SET TASK => Copy the data word for word, keeping every line.

··· RECORDS FOR THIS EXERCISE

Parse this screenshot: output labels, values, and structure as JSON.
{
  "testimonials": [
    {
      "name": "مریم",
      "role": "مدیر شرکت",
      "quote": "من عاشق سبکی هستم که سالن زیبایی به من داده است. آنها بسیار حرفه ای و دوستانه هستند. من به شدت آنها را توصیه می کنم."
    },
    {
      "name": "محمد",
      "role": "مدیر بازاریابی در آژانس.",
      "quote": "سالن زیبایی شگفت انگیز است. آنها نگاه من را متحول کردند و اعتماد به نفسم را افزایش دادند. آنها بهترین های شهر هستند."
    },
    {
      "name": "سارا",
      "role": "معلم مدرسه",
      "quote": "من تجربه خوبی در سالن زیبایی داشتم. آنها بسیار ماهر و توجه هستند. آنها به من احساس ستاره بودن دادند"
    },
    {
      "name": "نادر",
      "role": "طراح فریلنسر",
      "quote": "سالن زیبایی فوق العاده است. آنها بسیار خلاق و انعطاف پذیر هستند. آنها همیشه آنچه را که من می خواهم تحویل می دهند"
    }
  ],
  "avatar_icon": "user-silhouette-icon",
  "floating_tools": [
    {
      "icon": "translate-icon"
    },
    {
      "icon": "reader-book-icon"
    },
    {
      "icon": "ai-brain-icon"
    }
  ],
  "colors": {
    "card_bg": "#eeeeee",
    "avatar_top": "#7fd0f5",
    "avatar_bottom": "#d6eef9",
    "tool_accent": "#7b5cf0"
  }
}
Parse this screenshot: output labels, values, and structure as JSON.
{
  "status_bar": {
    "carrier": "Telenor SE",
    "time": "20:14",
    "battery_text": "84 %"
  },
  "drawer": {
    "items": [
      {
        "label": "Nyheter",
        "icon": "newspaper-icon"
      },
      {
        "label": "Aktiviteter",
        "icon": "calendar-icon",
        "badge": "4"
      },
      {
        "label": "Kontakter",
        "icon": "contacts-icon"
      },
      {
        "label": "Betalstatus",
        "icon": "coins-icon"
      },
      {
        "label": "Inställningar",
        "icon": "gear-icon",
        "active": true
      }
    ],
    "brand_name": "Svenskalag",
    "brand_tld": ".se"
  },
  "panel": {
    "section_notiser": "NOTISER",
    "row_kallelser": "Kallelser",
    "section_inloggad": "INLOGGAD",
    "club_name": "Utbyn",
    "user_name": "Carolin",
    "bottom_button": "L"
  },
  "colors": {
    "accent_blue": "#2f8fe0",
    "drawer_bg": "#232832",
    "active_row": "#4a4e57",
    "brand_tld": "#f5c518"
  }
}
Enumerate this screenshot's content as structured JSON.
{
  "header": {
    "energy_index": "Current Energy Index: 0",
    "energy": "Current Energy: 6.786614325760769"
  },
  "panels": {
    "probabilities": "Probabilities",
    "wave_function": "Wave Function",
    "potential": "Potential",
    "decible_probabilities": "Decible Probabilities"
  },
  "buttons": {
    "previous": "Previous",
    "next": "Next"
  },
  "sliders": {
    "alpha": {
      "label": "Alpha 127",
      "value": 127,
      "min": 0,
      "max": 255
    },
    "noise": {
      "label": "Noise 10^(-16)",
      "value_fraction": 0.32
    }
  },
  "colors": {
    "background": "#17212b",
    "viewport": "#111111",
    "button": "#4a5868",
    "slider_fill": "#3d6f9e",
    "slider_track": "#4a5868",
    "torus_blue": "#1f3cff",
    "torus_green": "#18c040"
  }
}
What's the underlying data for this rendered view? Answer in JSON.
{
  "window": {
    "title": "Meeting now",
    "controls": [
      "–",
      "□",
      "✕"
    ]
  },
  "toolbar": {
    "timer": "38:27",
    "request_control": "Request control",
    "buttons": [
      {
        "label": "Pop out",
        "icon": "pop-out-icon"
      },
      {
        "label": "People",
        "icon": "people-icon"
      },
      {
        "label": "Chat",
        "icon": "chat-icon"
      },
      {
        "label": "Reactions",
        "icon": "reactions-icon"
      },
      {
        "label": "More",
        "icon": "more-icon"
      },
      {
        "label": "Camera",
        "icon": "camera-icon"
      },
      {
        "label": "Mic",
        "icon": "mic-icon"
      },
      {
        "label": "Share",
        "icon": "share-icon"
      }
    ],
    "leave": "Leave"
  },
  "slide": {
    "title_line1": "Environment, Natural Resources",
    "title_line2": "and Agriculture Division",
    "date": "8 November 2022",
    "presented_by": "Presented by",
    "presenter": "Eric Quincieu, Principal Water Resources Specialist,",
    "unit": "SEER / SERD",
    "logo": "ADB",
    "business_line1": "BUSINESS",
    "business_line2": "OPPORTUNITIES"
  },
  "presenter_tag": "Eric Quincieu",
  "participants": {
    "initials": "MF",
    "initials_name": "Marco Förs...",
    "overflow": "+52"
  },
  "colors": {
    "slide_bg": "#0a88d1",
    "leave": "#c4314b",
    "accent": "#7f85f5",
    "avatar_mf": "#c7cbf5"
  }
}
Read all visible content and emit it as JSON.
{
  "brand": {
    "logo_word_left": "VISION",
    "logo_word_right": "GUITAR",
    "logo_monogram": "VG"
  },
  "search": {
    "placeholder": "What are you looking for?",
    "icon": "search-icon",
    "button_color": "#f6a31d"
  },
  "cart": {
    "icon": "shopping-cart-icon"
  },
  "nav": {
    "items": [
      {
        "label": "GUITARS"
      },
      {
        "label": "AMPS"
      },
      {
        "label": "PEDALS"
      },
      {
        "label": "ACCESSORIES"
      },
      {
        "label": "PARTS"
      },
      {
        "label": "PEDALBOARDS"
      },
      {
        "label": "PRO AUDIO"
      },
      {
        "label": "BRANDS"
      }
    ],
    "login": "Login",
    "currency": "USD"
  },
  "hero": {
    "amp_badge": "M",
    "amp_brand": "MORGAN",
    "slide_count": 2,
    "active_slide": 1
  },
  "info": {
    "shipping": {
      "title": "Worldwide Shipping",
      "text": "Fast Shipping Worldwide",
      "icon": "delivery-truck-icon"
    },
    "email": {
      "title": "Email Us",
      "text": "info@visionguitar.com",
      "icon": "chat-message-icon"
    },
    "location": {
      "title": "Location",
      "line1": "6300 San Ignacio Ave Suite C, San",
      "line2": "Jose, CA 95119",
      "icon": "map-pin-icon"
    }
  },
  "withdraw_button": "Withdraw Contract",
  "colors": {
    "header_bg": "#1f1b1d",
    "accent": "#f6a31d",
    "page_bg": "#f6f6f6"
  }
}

······

RESPONSE FOR THIS EXERCISE =>
Parse this screenshot: output labels, values, and structure as JSON.
{
  "testimonials": [
    {
      "name": "مریم",
      "role": "مدیر شرکت",
      "quote": "من عاشق سبکی هستم که سالن زیبایی به من داده است. آنها بسیار حرفه ای و دوستانه هستند. من به شدت آنها را توصیه می کنم."
    },
    {
      "name": "محمد",
      "role": "مدیر بازاریابی در آژانس.",
      "quote": "سالن زیبایی شگفت انگیز است. آنها نگاه من را متحول کردند و اعتماد به نفسم را افزایش دادند. آنها بهترین های شهر هستند."
    },
    {
      "name": "سارا",
      "role": "معلم مدرسه",
      "quote": "من تجربه خوبی در سالن زیبایی داشتم. آنها بسیار ماهر و توجه هستند. آنها به من احساس ستاره بودن دادند"
    },
    {
      "name": "نادر",
      "role": "طراح فریلنسر",
      "quote": "سالن زیبایی فوق العاده است. آنها بسیار خلاق و انعطاف پذیر هستند. آنها همیشه آنچه را که من می خواهم تحویل می دهند"
    }
  ],
  "avatar_icon": "user-silhouette-icon",
  "floating_tools": [
    {
      "icon": "translate-icon"
    },
    {
      "icon": "reader-book-icon"
    },
    {
      "icon": "ai-brain-icon"
    }
  ],
  "colors": {
    "card_bg": "#eeeeee",
    "avatar_top": "#7fd0f5",
    "avatar_bottom": "#d6eef9",
    "tool_accent": "#7b5cf0"
  }
}
Parse this screenshot: output labels, values, and structure as JSON.
{
  "status_bar": {
    "carrier": "Telenor SE",
    "time": "20:14",
    "battery_text": "84 %"
  },
  "drawer": {
    "items": [
      {
        "label": "Nyheter",
        "icon": "newspaper-icon"
      },
      {
        "label": "Aktiviteter",
        "icon": "calendar-icon",
        "badge": "4"
      },
      {
        "label": "Kontakter",
        "icon": "contacts-icon"
      },
      {
        "label": "Betalstatus",
        "icon": "coins-icon"
      },
      {
        "label": "Inställningar",
        "icon": "gear-icon",
        "active": true
      }
    ],
    "brand_name": "Svenskalag",
    "brand_tld": ".se"
  },
  "panel": {
    "section_notiser": "NOTISER",
    "row_kallelser": "Kallelser",
    "section_inloggad": "INLOGGAD",
    "club_name": "Utbyn",
    "user_name": "Carolin",
    "bottom_button": "L"
  },
  "colors": {
    "accent_blue": "#2f8fe0",
    "drawer_bg": "#232832",
    "active_row": "#4a4e57",
    "brand_tld": "#f5c518"
  }
}
Enumerate this screenshot's content as structured JSON.
{
  "header": {
    "energy_index": "Current Energy Index: 0",
    "energy": "Current Energy: 6.786614325760769"
  },
  "panels": {
    "probabilities": "Probabilities",
    "wave_function": "Wave Function",
    "potential": "Potential",
    "decible_probabilities": "Decible Probabilities"
  },
  "buttons": {
    "previous": "Previous",
    "next": "Next"
  },
  "sliders": {
    "alpha": {
      "label": "Alpha 127",
      "value": 127,
      "min": 0,
      "max": 255
    },
    "noise": {
      "label": "Noise 10^(-16)",
      "value_fraction": 0.32
    }
  },
  "colors": {
    "background": "#17212b",
    "viewport": "#111111",
    "button": "#4a5868",
    "slider_fill": "#3d6f9e",
    "slider_track": "#4a5868",
    "torus_blue": "#1f3cff",
    "torus_green": "#18c040"
  }
}
What's the underlying data for this rendered view? Answer in JSON.
{
  "window": {
    "title": "Meeting now",
    "controls": [
      "–",
      "□",
      "✕"
    ]
  },
  "toolbar": {
    "timer": "38:27",
    "request_control": "Request control",
    "buttons": [
      {
        "label": "Pop out",
        "icon": "pop-out-icon"
      },
      {
        "label": "People",
        "icon": "people-icon"
      },
      {
        "label": "Chat",
        "icon": "chat-icon"
      },
      {
        "label": "Reactions",
        "icon": "reactions-icon"
      },
      {
        "label": "More",
        "icon": "more-icon"
      },
      {
        "label": "Camera",
        "icon": "camera-icon"
      },
      {
        "label": "Mic",
        "icon": "mic-icon"
      },
      {
        "label": "Share",
        "icon": "share-icon"
      }
    ],
    "leave": "Leave"
  },
  "slide": {
    "title_line1": "Environment, Natural Resources",
    "title_line2": "and Agriculture Division",
    "date": "8 November 2022",
    "presented_by": "Presented by",
    "presenter": "Eric Quincieu, Principal Water Resources Specialist,",
    "unit": "SEER / SERD",
    "logo": "ADB",
    "business_line1": "BUSINESS",
    "business_line2": "OPPORTUNITIES"
  },
  "presenter_tag": "Eric Quincieu",
  "participants": {
    "initials": "MF",
    "initials_name": "Marco Förs...",
    "overflow": "+52"
  },
  "colors": {
    "slide_bg": "#0a88d1",
    "leave": "#c4314b",
    "accent": "#7f85f5",
    "avatar_mf": "#c7cbf5"
  }
}
Read all visible content and emit it as JSON.
{
  "brand": {
    "logo_word_left": "VISION",
    "logo_word_right": "GUITAR",
    "logo_monogram": "VG"
  },
  "search": {
    "placeholder": "What are you looking for?",
    "icon": "search-icon",
    "button_color": "#f6a31d"
  },
  "cart": {
    "icon": "shopping-cart-icon"
  },
  "nav": {
    "items": [
      {
        "label": "GUITARS"
      },
      {
        "label": "AMPS"
      },
      {
        "label": "PEDALS"
      },
      {
        "label": "ACCESSORIES"
      },
      {
        "label": "PARTS"
      },
      {
        "label": "PEDALBOARDS"
      },
      {
        "label": "PRO AUDIO"
      },
      {
        "label": "BRANDS"
      }
    ],
    "login": "Login",
    "currency": "USD"
  },
  "hero": {
    "amp_badge": "M",
    "amp_brand": "MORGAN",
    "slide_count": 2,
    "active_slide": 1
  },
  "info": {
    "shipping": {
      "title": "Worldwide Shipping",
      "text": "Fast Shipping Worldwide",
      "icon": "delivery-truck-icon"
    },
    "email": {
      "title": "Email Us",
      "text": "info@visionguitar.com",
      "icon": "chat-message-icon"
    },
    "location": {
      "title": "Location",
      "line1": "6300 San Ignacio Ave Suite C, San",
      "line2": "Jose, CA 95119",
      "icon": "map-pin-icon"
    }
  },
  "withdraw_button": "Withdraw Contract",
  "colors": {
    "header_bg": "#1f1b1d",
    "accent": "#f6a31d",
    "page_bg": "#f6f6f6"
  }
}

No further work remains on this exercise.